Every record below should be printed exactly as given.

____

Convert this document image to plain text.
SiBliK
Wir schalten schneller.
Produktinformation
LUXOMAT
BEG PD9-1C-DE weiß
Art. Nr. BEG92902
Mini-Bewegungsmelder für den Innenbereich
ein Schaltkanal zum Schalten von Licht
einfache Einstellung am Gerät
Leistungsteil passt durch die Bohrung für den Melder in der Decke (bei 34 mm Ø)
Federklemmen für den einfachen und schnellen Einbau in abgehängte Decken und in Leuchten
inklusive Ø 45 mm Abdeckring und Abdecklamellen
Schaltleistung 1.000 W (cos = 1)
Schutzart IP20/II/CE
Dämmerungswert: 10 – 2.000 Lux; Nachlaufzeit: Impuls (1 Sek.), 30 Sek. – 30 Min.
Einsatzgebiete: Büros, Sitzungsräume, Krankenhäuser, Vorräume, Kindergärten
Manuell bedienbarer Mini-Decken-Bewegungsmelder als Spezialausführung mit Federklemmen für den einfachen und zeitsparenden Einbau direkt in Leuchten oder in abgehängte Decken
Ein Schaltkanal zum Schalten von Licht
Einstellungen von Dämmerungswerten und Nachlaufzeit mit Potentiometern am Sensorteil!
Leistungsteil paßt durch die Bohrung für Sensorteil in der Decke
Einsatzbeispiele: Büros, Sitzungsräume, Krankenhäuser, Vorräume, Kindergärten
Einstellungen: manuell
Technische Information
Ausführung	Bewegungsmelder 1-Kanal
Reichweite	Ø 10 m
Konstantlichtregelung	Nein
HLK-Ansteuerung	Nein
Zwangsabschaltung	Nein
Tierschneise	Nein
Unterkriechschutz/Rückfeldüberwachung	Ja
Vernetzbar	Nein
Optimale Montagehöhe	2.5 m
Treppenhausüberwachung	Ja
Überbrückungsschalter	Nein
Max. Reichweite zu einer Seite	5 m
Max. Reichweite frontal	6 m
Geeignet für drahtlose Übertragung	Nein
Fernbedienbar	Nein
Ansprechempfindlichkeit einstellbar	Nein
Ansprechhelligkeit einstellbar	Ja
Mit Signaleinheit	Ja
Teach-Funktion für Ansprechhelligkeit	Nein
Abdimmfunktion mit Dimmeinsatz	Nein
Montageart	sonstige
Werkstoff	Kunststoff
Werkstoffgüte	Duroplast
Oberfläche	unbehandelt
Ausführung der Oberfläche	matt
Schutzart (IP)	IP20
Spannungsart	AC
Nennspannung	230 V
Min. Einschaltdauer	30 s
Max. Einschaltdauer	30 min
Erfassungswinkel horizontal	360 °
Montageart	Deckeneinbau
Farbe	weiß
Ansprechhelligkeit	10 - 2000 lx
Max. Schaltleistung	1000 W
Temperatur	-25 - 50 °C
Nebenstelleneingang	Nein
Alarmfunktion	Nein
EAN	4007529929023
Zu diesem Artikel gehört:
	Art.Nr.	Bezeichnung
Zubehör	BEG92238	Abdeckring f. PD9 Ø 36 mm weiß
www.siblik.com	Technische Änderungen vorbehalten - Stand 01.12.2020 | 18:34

____

_Exercise solution:_
Convert this document image to plain text.
SiBliK
Wir schalten schneller.
Produktinformation
LUXOMAT
BEG PD9-1C-DE weiß
Art. Nr. BEG92902
Mini-Bewegungsmelder für den Innenbereich
ein Schaltkanal zum Schalten von Licht
einfache Einstellung am Gerät
Leistungsteil passt durch die Bohrung für den Melder in der Decke (bei 34 mm Ø)
Federklemmen für den einfachen und schnellen Einbau in abgehängte Decken und in Leuchten
inklusive Ø 45 mm Abdeckring und Abdecklamellen
Schaltleistung 1.000 W (cos = 1)
Schutzart IP20/II/CE
Dämmerungswert: 10 – 2.000 Lux; Nachlaufzeit: Impuls (1 Sek.), 30 Sek. – 30 Min.
Einsatzgebiete: Büros, Sitzungsräume, Krankenhäuser, Vorräume, Kindergärten
Manuell bedienbarer Mini-Decken-Bewegungsmelder als Spezialausführung mit Federklemmen für den einfachen und zeitsparenden Einbau direkt in Leuchten oder in abgehängte Decken
Ein Schaltkanal zum Schalten von Licht
Einstellungen von Dämmerungswerten und Nachlaufzeit mit Potentiometern am Sensorteil!
Leistungsteil paßt durch die Bohrung für Sensorteil in der Decke
Einsatzbeispiele: Büros, Sitzungsräume, Krankenhäuser, Vorräume, Kindergärten
Einstellungen: manuell
Technische Information
Ausführung	Bewegungsmelder 1-Kanal
Reichweite	Ø 10 m
Konstantlichtregelung	Nein
HLK-Ansteuerung	Nein
Zwangsabschaltung	Nein
Tierschneise	Nein
Unterkriechschutz/Rückfeldüberwachung	Ja
Vernetzbar	Nein
Optimale Montagehöhe	2.5 m
Treppenhausüberwachung	Ja
Überbrückungsschalter	Nein
Max. Reichweite zu einer Seite	5 m
Max. Reichweite frontal	6 m
Geeignet für drahtlose Übertragung	Nein
Fernbedienbar	Nein
Ansprechempfindlichkeit einstellbar	Nein
Ansprechhelligkeit einstellbar	Ja
Mit Signaleinheit	Ja
Teach-Funktion für Ansprechhelligkeit	Nein
Abdimmfunktion mit Dimmeinsatz	Nein
Montageart	sonstige
Werkstoff	Kunststoff
Werkstoffgüte	Duroplast
Oberfläche	unbehandelt
Ausführung der Oberfläche	matt
Schutzart (IP)	IP20
Spannungsart	AC
Nennspannung	230 V
Min. Einschaltdauer	30 s
Max. Einschaltdauer	30 min
Erfassungswinkel horizontal	360 °
Montageart	Deckeneinbau
Farbe	weiß
Ansprechhelligkeit	10 - 2000 lx
Max. Schaltleistung	1000 W
Temperatur	-25 - 50 °C
Nebenstelleneingang	Nein
Alarmfunktion	Nein
EAN	4007529929023
Zu diesem Artikel gehört:
	Art.Nr.	Bezeichnung
Zubehör	BEG92238	Abdeckring f. PD9 Ø 36 mm weiß
www.siblik.com	Technische Änderungen vorbehalten - Stand 01.12.2020 | 18:34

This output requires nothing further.